▸ REQUIRED WORK:
The entries below are to be written out again without alteration.

[Lines of data]

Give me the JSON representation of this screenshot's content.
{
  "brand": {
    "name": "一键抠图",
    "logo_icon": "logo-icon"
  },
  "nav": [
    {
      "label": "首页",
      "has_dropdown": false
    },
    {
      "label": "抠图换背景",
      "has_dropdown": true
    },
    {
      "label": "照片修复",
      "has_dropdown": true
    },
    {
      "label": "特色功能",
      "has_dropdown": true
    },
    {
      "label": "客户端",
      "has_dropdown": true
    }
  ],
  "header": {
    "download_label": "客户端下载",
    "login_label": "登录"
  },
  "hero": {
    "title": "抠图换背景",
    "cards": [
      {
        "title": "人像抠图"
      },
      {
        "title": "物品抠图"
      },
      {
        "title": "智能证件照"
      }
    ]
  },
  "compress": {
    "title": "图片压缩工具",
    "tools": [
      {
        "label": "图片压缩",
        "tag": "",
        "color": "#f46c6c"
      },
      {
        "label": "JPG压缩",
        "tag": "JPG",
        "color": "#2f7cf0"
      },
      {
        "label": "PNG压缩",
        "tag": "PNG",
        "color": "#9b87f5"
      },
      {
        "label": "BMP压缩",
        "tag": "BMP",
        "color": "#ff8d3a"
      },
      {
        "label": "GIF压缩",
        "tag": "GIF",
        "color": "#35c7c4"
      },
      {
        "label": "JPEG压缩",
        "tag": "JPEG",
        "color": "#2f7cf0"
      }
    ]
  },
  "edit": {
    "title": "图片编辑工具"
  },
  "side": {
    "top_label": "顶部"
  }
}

▸ COMPLETED EXERCISE:
Give me the JSON representation of this screenshot's content.
{
  "brand": {
    "name": "一键抠图",
    "logo_icon": "logo-icon"
  },
  "nav": [
    {
      "label": "首页",
      "has_dropdown": false
    },
    {
      "label": "抠图换背景",
      "has_dropdown": true
    },
    {
      "label": "照片修复",
      "has_dropdown": true
    },
    {
      "label": "特色功能",
      "has_dropdown": true
    },
    {
      "label": "客户端",
      "has_dropdown": true
    }
  ],
  "header": {
    "download_label": "客户端下载",
    "login_label": "登录"
  },
  "hero": {
    "title": "抠图换背景",
    "cards": [
      {
        "title": "人像抠图"
      },
      {
        "title": "物品抠图"
      },
      {
        "title": "智能证件照"
      }
    ]
  },
  "compress": {
    "title": "图片压缩工具",
    "tools": [
      {
        "label": "图片压缩",
        "tag": "",
        "color": "#f46c6c"
      },
      {
        "label": "JPG压缩",
        "tag": "JPG",
        "color": "#2f7cf0"
      },
      {
        "label": "PNG压缩",
        "tag": "PNG",
        "color": "#9b87f5"
      },
      {
        "label": "BMP压缩",
        "tag": "BMP",
        "color": "#ff8d3a"
      },
      {
        "label": "GIF压缩",
        "tag": "GIF",
        "color": "#35c7c4"
      },
      {
        "label": "JPEG压缩",
        "tag": "JPEG",
        "color": "#2f7cf0"
      }
    ]
  },
  "edit": {
    "title": "图片编辑工具"
  },
  "side": {
    "top_label": "顶部"
  }
}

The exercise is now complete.